[start of Data excerpts]

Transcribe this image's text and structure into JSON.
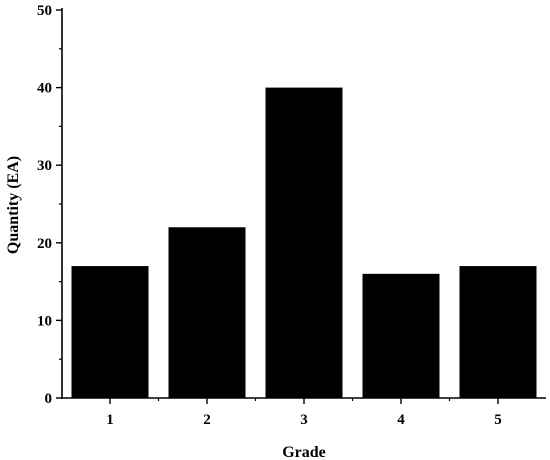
{
  "chart_data": {
    "type": "bar",
    "categories": [
      "1",
      "2",
      "3",
      "4",
      "5"
    ],
    "values": [
      17,
      22,
      40,
      16,
      17
    ],
    "title": "",
    "xlabel": "Grade",
    "ylabel": "Quantity (EA)",
    "ylim": [
      0,
      50
    ],
    "yticks": [
      0,
      10,
      20,
      30,
      40,
      50
    ],
    "minor_ytick_step": 5,
    "grid": false,
    "legend": "none",
    "bar_color": "#000000"
  }
}
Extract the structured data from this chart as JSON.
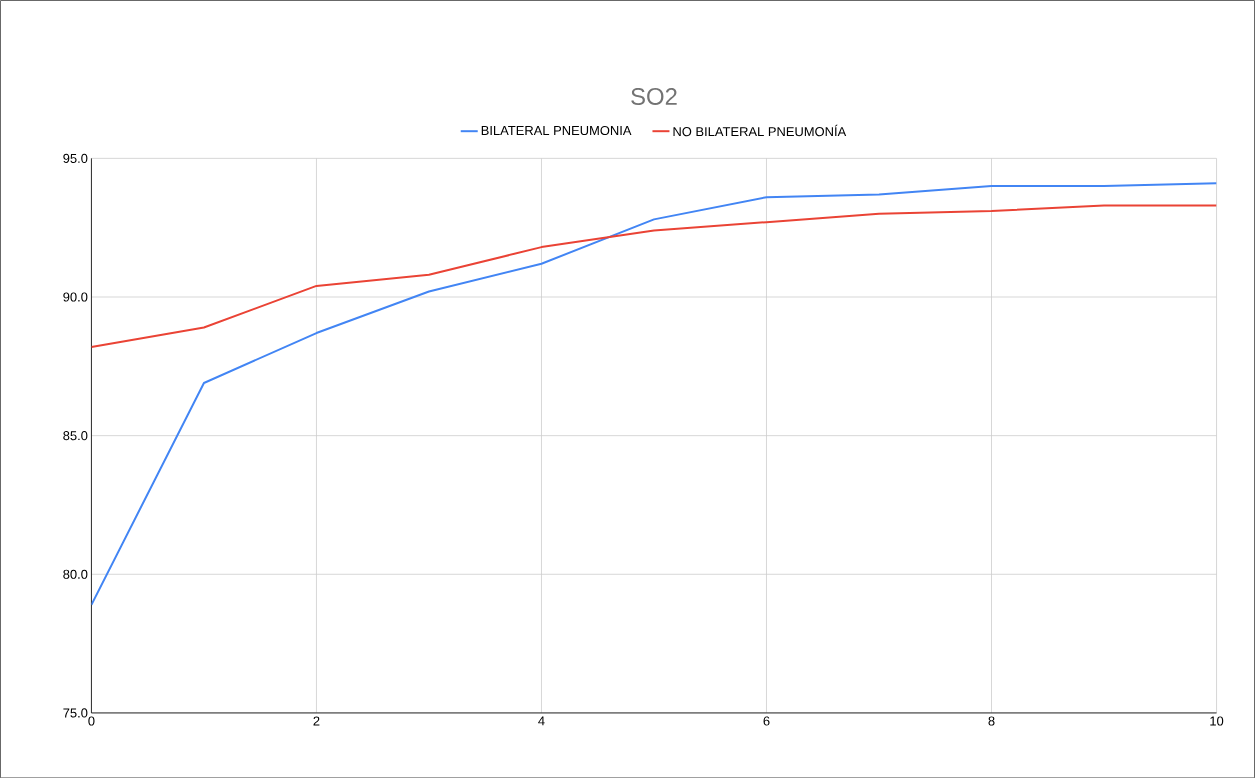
{
  "chart_data": {
    "type": "line",
    "title": "SO2",
    "x": [
      0,
      1,
      2,
      3,
      4,
      5,
      6,
      7,
      8,
      9,
      10
    ],
    "series": [
      {
        "name": "BILATERAL PNEUMONIA",
        "color": "#4285f4",
        "values": [
          78.9,
          86.9,
          88.7,
          90.2,
          91.2,
          92.8,
          93.6,
          93.7,
          94.0,
          94.0,
          94.1
        ]
      },
      {
        "name": "NO BILATERAL PNEUMONÍA",
        "color": "#ea4335",
        "values": [
          88.2,
          88.9,
          90.4,
          90.8,
          91.8,
          92.4,
          92.7,
          93.0,
          93.1,
          93.3,
          93.3
        ]
      }
    ],
    "xlim": [
      0,
      10
    ],
    "xticks": [
      0,
      2,
      4,
      6,
      8,
      10
    ],
    "ylim": [
      75,
      95
    ],
    "yticks": [
      {
        "value": 75,
        "label": "75.0"
      },
      {
        "value": 80,
        "label": "80.0"
      },
      {
        "value": 85,
        "label": "85.0"
      },
      {
        "value": 90,
        "label": "90.0"
      },
      {
        "value": 95,
        "label": "95.0"
      }
    ],
    "grid": true,
    "legend": "top",
    "marker": "none",
    "line_style": "solid"
  }
}
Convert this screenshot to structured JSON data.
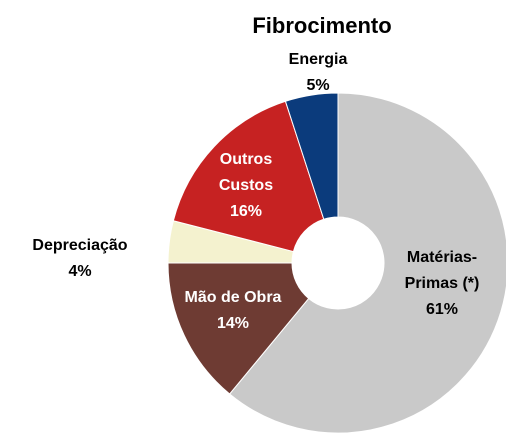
{
  "chart_data": {
    "type": "donut",
    "title": "Fibrocimento",
    "categories": [
      "Matérias-Primas (*)",
      "Mão de Obra",
      "Depreciação",
      "Outros Custos",
      "Energia"
    ],
    "values": [
      61,
      14,
      4,
      16,
      5
    ],
    "value_labels": [
      "61%",
      "14%",
      "4%",
      "16%",
      "5%"
    ],
    "colors": [
      "#c9c9c9",
      "#6e3b33",
      "#f4f2cf",
      "#c62222",
      "#0b3b7c"
    ]
  }
}
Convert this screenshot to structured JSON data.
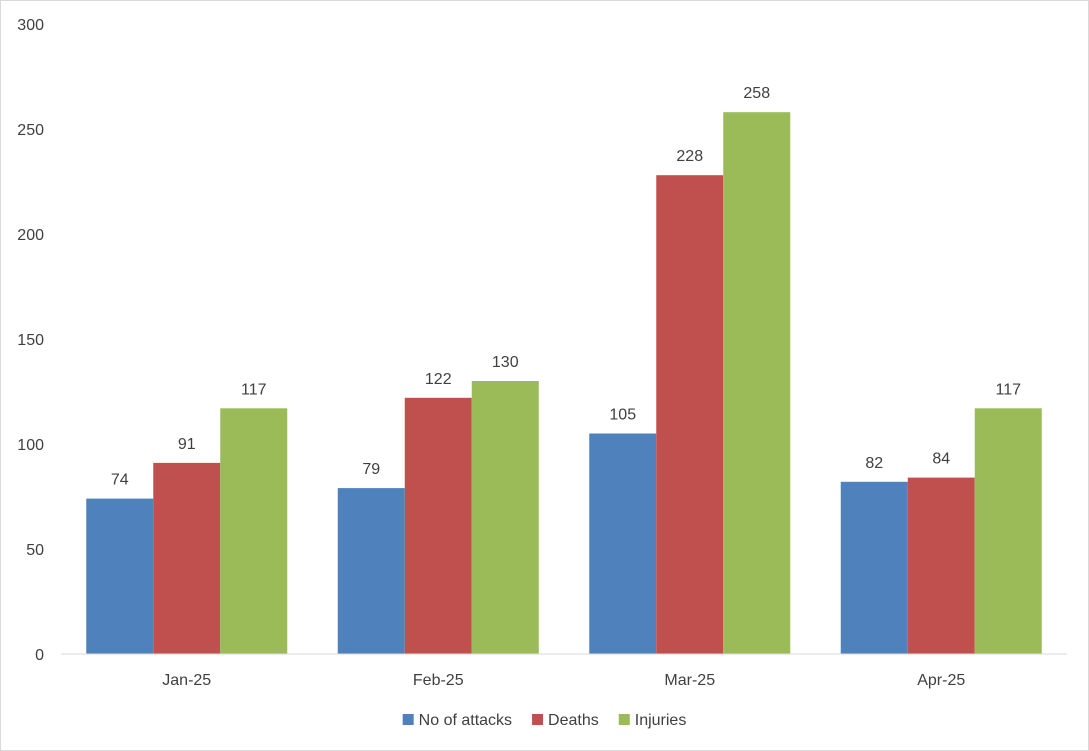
{
  "chart_data": {
    "type": "bar",
    "title": "",
    "xlabel": "",
    "ylabel": "",
    "categories": [
      "Jan-25",
      "Feb-25",
      "Mar-25",
      "Apr-25"
    ],
    "series": [
      {
        "name": "No of attacks",
        "color": "#4f81bd",
        "values": [
          74,
          79,
          105,
          82
        ]
      },
      {
        "name": "Deaths",
        "color": "#c0504d",
        "values": [
          91,
          122,
          228,
          84
        ]
      },
      {
        "name": "Injuries",
        "color": "#9bbb59",
        "values": [
          117,
          130,
          258,
          117
        ]
      }
    ],
    "ylim": [
      0,
      300
    ],
    "yticks": [
      0,
      50,
      100,
      150,
      200,
      250,
      300
    ],
    "grid": false,
    "data_labels": true,
    "legend_position": "bottom"
  }
}
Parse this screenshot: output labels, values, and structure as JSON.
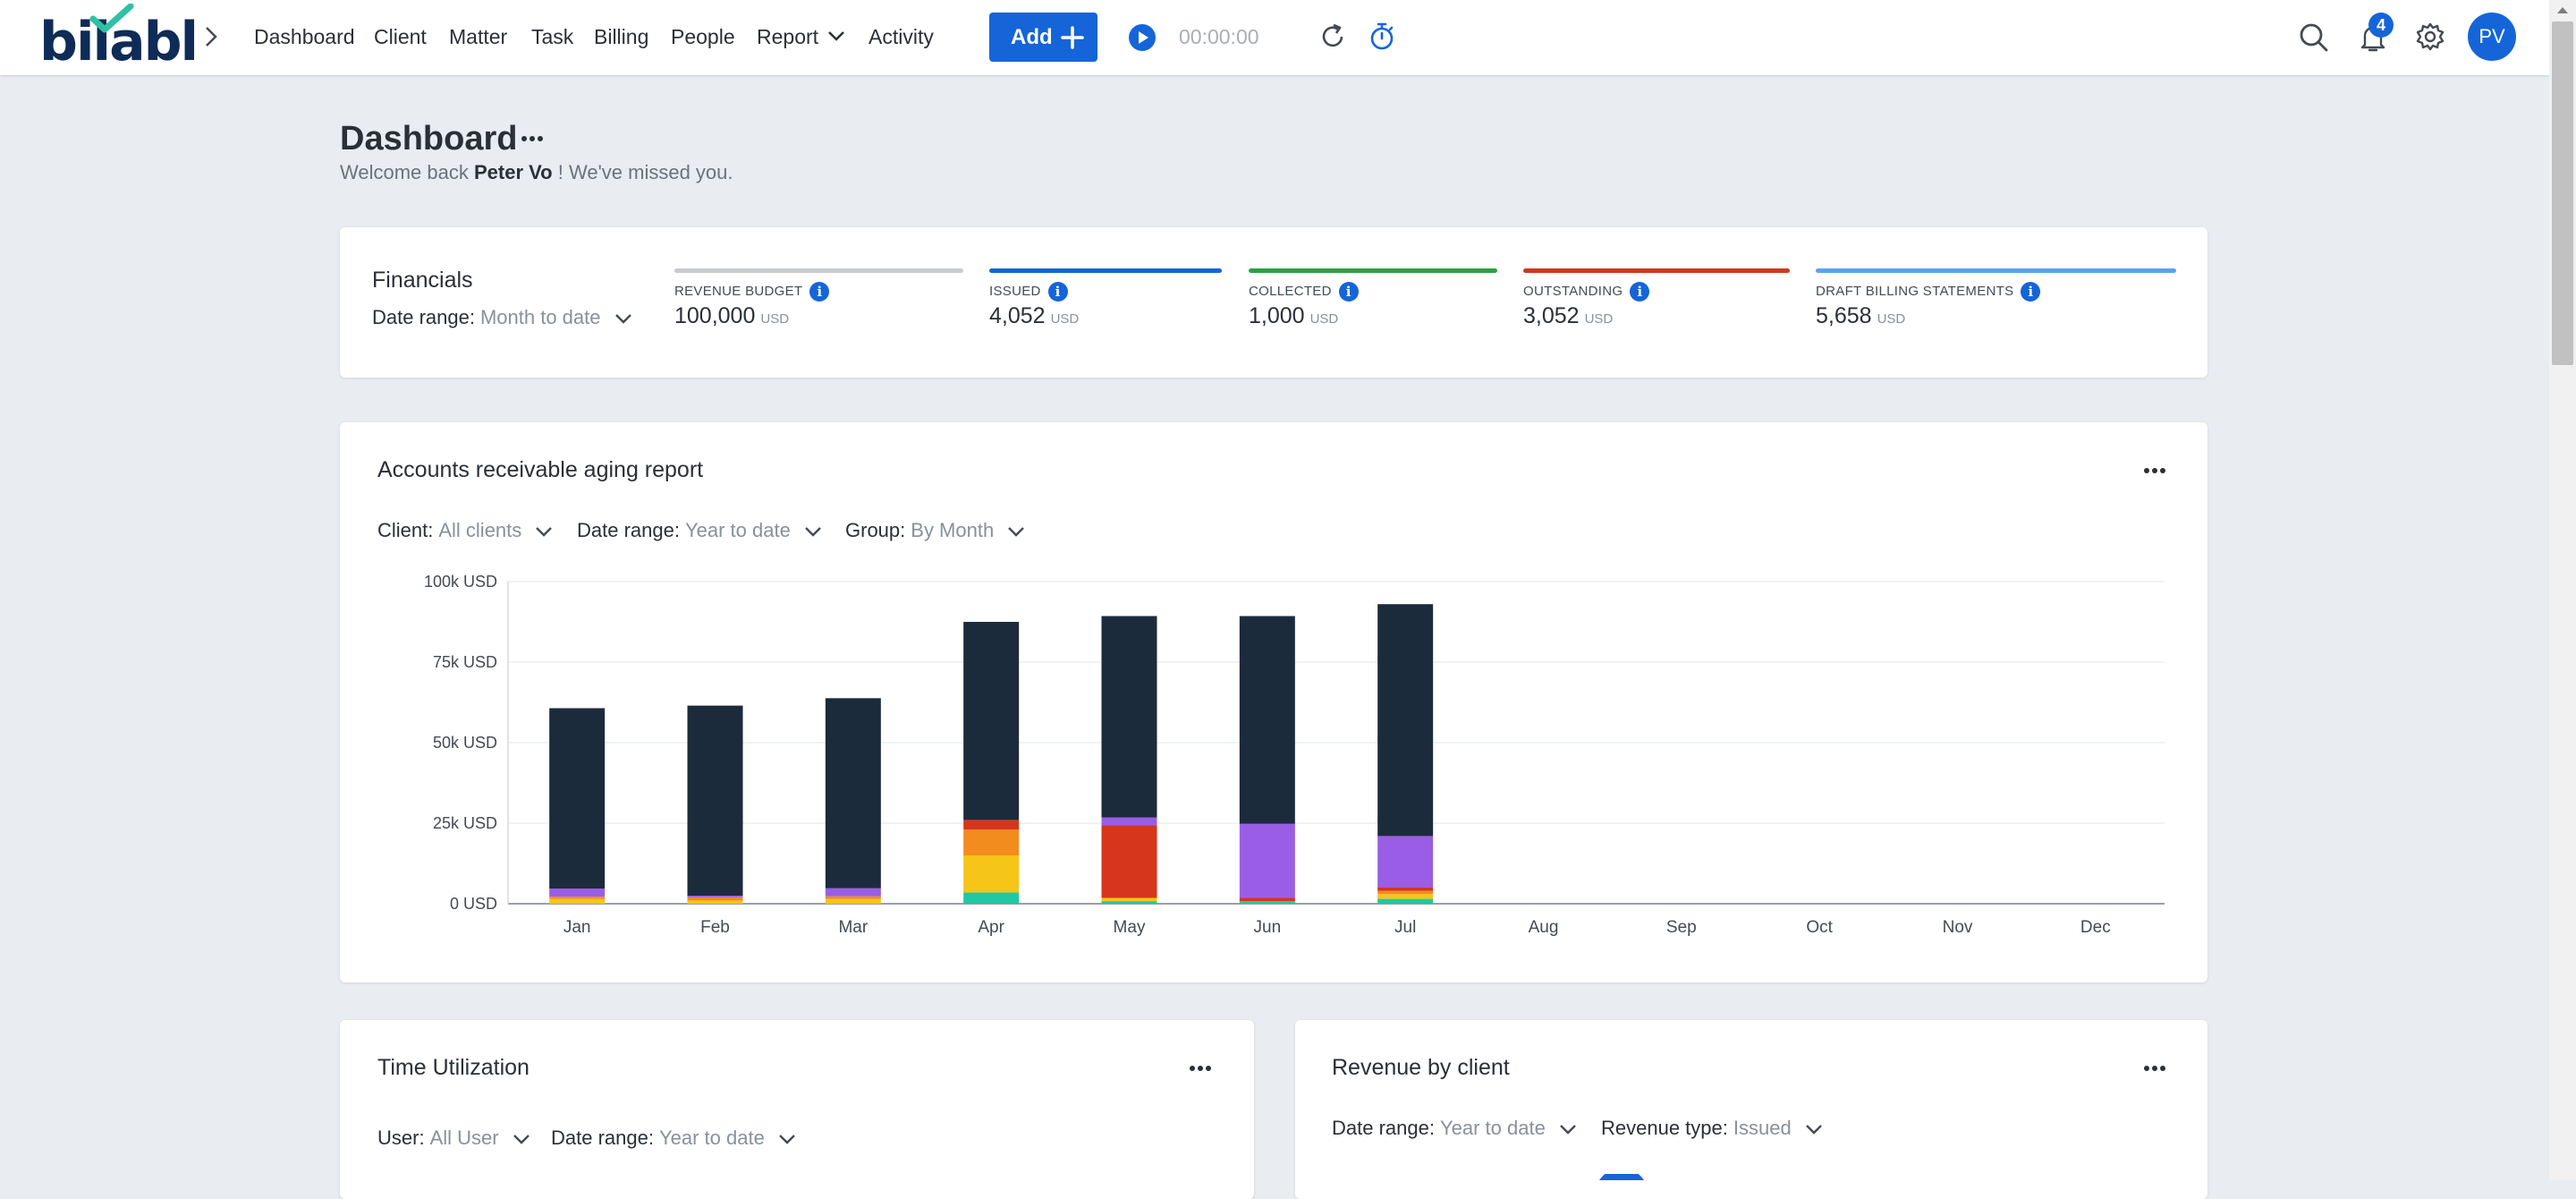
{
  "nav": {
    "logo": "bilabl",
    "items": [
      "Dashboard",
      "Client",
      "Matter",
      "Task",
      "Billing",
      "People",
      "Report",
      "Activity"
    ],
    "add_label": "Add",
    "timer": "00:00:00",
    "notification_count": "4",
    "avatar_initials": "PV"
  },
  "page": {
    "title": "Dashboard",
    "welcome_prefix": "Welcome back",
    "user_name": "Peter Vo",
    "welcome_suffix": "! We've missed you."
  },
  "financials": {
    "title": "Financials",
    "date_range_label": "Date range:",
    "date_range_value": "Month to date",
    "metrics": [
      {
        "label": "REVENUE BUDGET",
        "value": "100,000",
        "currency": "USD",
        "color": "#c9cbcf"
      },
      {
        "label": "ISSUED",
        "value": "4,052",
        "currency": "USD",
        "color": "#1565d8"
      },
      {
        "label": "COLLECTED",
        "value": "1,000",
        "currency": "USD",
        "color": "#2ea043"
      },
      {
        "label": "OUTSTANDING",
        "value": "3,052",
        "currency": "USD",
        "color": "#d3351f"
      },
      {
        "label": "DRAFT BILLING STATEMENTS",
        "value": "5,658",
        "currency": "USD",
        "color": "#5aa2f0"
      }
    ]
  },
  "aging": {
    "title": "Accounts receivable aging report",
    "client_label": "Client:",
    "client_value": "All clients",
    "date_range_label": "Date range:",
    "date_range_value": "Year to date",
    "group_label": "Group:",
    "group_value": "By Month"
  },
  "chart_data": {
    "type": "bar",
    "stacked": true,
    "title": "Accounts receivable aging report",
    "categories": [
      "Jan",
      "Feb",
      "Mar",
      "Apr",
      "May",
      "Jun",
      "Jul",
      "Aug",
      "Sep",
      "Oct",
      "Nov",
      "Dec"
    ],
    "ylim": [
      0,
      100000
    ],
    "yticks": [
      "0 USD",
      "25k USD",
      "50k USD",
      "75k USD",
      "100k USD"
    ],
    "ytick_values": [
      0,
      25000,
      50000,
      75000,
      100000
    ],
    "grid": true,
    "series": [
      {
        "color": "#1fc8a5",
        "values": [
          0,
          0,
          0,
          3500,
          800,
          800,
          1500,
          0,
          0,
          0,
          0,
          0
        ]
      },
      {
        "color": "#f5c518",
        "values": [
          1500,
          1000,
          1500,
          11500,
          1000,
          0,
          1500,
          0,
          0,
          0,
          0,
          0
        ]
      },
      {
        "color": "#f28c1e",
        "values": [
          700,
          1000,
          800,
          8000,
          0,
          0,
          1000,
          0,
          0,
          0,
          0,
          0
        ]
      },
      {
        "color": "#d6361b",
        "values": [
          0,
          0,
          0,
          3000,
          22500,
          1000,
          1000,
          0,
          0,
          0,
          0,
          0
        ]
      },
      {
        "color": "#9a5de6",
        "values": [
          2500,
          500,
          2500,
          0,
          2500,
          23000,
          16000,
          0,
          0,
          0,
          0,
          0
        ]
      },
      {
        "color": "#1c2b3c",
        "values": [
          56000,
          59000,
          59000,
          61500,
          62500,
          64500,
          72000,
          0,
          0,
          0,
          0,
          0
        ]
      }
    ]
  },
  "time_util": {
    "title": "Time Utilization",
    "user_label": "User:",
    "user_value": "All User",
    "date_range_label": "Date range:",
    "date_range_value": "Year to date"
  },
  "revenue_client": {
    "title": "Revenue by client",
    "date_range_label": "Date range:",
    "date_range_value": "Year to date",
    "revenue_type_label": "Revenue type:",
    "revenue_type_value": "Issued"
  }
}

[end of Data excerpts]

* [What the task requires]:
Each line of the material must be retyped exactly, except that images are omitted.

* [Written answer]:
Transcribe this image's text and structure into JSON.
{
  "chart_data": {
    "type": "bar",
    "categories": [
      "1",
      "2",
      "3",
      "4",
      "5"
    ],
    "values": [
      17,
      22,
      40,
      16,
      17
    ],
    "title": "",
    "xlabel": "Grade",
    "ylabel": "Quantity (EA)",
    "ylim": [
      0,
      50
    ],
    "yticks": [
      0,
      10,
      20,
      30,
      40,
      50
    ],
    "minor_ytick_step": 5,
    "grid": false,
    "legend": "none",
    "bar_color": "#000000"
  }
}
Extract the structured data from this chart as JSON.
{
  "chart_data": {
    "type": "line",
    "title": "SO2",
    "x": [
      0,
      1,
      2,
      3,
      4,
      5,
      6,
      7,
      8,
      9,
      10
    ],
    "series": [
      {
        "name": "BILATERAL PNEUMONIA",
        "color": "#4285f4",
        "values": [
          78.9,
          86.9,
          88.7,
          90.2,
          91.2,
          92.8,
          93.6,
          93.7,
          94.0,
          94.0,
          94.1
        ]
      },
      {
        "name": "NO BILATERAL PNEUMONÍA",
        "color": "#ea4335",
        "values": [
          88.2,
          88.9,
          90.4,
          90.8,
          91.8,
          92.4,
          92.7,
          93.0,
          93.1,
          93.3,
          93.3
        ]
      }
    ],
    "xlim": [
      0,
      10
    ],
    "xticks": [
      0,
      2,
      4,
      6,
      8,
      10
    ],
    "ylim": [
      75,
      95
    ],
    "yticks": [
      {
        "value": 75,
        "label": "75.0"
      },
      {
        "value": 80,
        "label": "80.0"
      },
      {
        "value": 85,
        "label": "85.0"
      },
      {
        "value": 90,
        "label": "90.0"
      },
      {
        "value": 95,
        "label": "95.0"
      }
    ],
    "grid": true,
    "legend": "top",
    "marker": "none",
    "line_style": "solid"
  }
}
Convert this screenshot to structured JSON data.
{
  "chart_data": {
    "type": "donut",
    "title": "Fibrocimento",
    "categories": [
      "Matérias-Primas (*)",
      "Mão de Obra",
      "Depreciação",
      "Outros Custos",
      "Energia"
    ],
    "values": [
      61,
      14,
      4,
      16,
      5
    ],
    "value_labels": [
      "61%",
      "14%",
      "4%",
      "16%",
      "5%"
    ],
    "colors": [
      "#c9c9c9",
      "#6e3b33",
      "#f4f2cf",
      "#c62222",
      "#0b3b7c"
    ]
  }
}
Convert this screenshot to structured JSON data.
{
  "chart_data": {
    "type": "bar",
    "title": "",
    "xlabel": "",
    "ylabel": "",
    "categories": [
      "Jan-25",
      "Feb-25",
      "Mar-25",
      "Apr-25"
    ],
    "series": [
      {
        "name": "No of attacks",
        "color": "#4f81bd",
        "values": [
          74,
          79,
          105,
          82
        ]
      },
      {
        "name": "Deaths",
        "color": "#c0504d",
        "values": [
          91,
          122,
          228,
          84
        ]
      },
      {
        "name": "Injuries",
        "color": "#9bbb59",
        "values": [
          117,
          130,
          258,
          117
        ]
      }
    ],
    "ylim": [
      0,
      300
    ],
    "yticks": [
      0,
      50,
      100,
      150,
      200,
      250,
      300
    ],
    "grid": false,
    "data_labels": true,
    "legend_position": "bottom"
  }
}
Parse this screenshot: output labels, values, and structure as JSON.
{
  "nav": {
    "logo": "bilabl",
    "items": [
      "Dashboard",
      "Client",
      "Matter",
      "Task",
      "Billing",
      "People",
      "Report",
      "Activity"
    ],
    "add_label": "Add",
    "timer": "00:00:00",
    "notification_count": "4",
    "avatar_initials": "PV"
  },
  "page": {
    "title": "Dashboard",
    "welcome_prefix": "Welcome back",
    "user_name": "Peter Vo",
    "welcome_suffix": "! We've missed you."
  },
  "financials": {
    "title": "Financials",
    "date_range_label": "Date range:",
    "date_range_value": "Month to date",
    "metrics": [
      {
        "label": "REVENUE BUDGET",
        "value": "100,000",
        "currency": "USD",
        "color": "#c9cbcf"
      },
      {
        "label": "ISSUED",
        "value": "4,052",
        "currency": "USD",
        "color": "#1565d8"
      },
      {
        "label": "COLLECTED",
        "value": "1,000",
        "currency": "USD",
        "color": "#2ea043"
      },
      {
        "label": "OUTSTANDING",
        "value": "3,052",
        "currency": "USD",
        "color": "#d3351f"
      },
      {
        "label": "DRAFT BILLING STATEMENTS",
        "value": "5,658",
        "currency": "USD",
        "color": "#5aa2f0"
      }
    ]
  },
  "aging": {
    "title": "Accounts receivable aging report",
    "client_label": "Client:",
    "client_value": "All clients",
    "date_range_label": "Date range:",
    "date_range_value": "Year to date",
    "group_label": "Group:",
    "group_value": "By Month"
  },
  "chart_data": {
    "type": "bar",
    "stacked": true,
    "title": "Accounts receivable aging report",
    "categories": [
      "Jan",
      "Feb",
      "Mar",
      "Apr",
      "May",
      "Jun",
      "Jul",
      "Aug",
      "Sep",
      "Oct",
      "Nov",
      "Dec"
    ],
    "ylim": [
      0,
      100000
    ],
    "yticks": [
      "0 USD",
      "25k USD",
      "50k USD",
      "75k USD",
      "100k USD"
    ],
    "ytick_values": [
      0,
      25000,
      50000,
      75000,
      100000
    ],
    "grid": true,
    "series": [
      {
        "color": "#1fc8a5",
        "values": [
          0,
          0,
          0,
          3500,
          800,
          800,
          1500,
          0,
          0,
          0,
          0,
          0
        ]
      },
      {
        "color": "#f5c518",
        "values": [
          1500,
          1000,
          1500,
          11500,
          1000,
          0,
          1500,
          0,
          0,
          0,
          0,
          0
        ]
      },
      {
        "color": "#f28c1e",
        "values": [
          700,
          1000,
          800,
          8000,
          0,
          0,
          1000,
          0,
          0,
          0,
          0,
          0
        ]
      },
      {
        "color": "#d6361b",
        "values": [
          0,
          0,
          0,
          3000,
          22500,
          1000,
          1000,
          0,
          0,
          0,
          0,
          0
        ]
      },
      {
        "color": "#9a5de6",
        "values": [
          2500,
          500,
          2500,
          0,
          2500,
          23000,
          16000,
          0,
          0,
          0,
          0,
          0
        ]
      },
      {
        "color": "#1c2b3c",
        "values": [
          56000,
          59000,
          59000,
          61500,
          62500,
          64500,
          72000,
          0,
          0,
          0,
          0,
          0
        ]
      }
    ]
  },
  "time_util": {
    "title": "Time Utilization",
    "user_label": "User:",
    "user_value": "All User",
    "date_range_label": "Date range:",
    "date_range_value": "Year to date"
  },
  "revenue_client": {
    "title": "Revenue by client",
    "date_range_label": "Date range:",
    "date_range_value": "Year to date",
    "revenue_type_label": "Revenue type:",
    "revenue_type_value": "Issued"
  }
}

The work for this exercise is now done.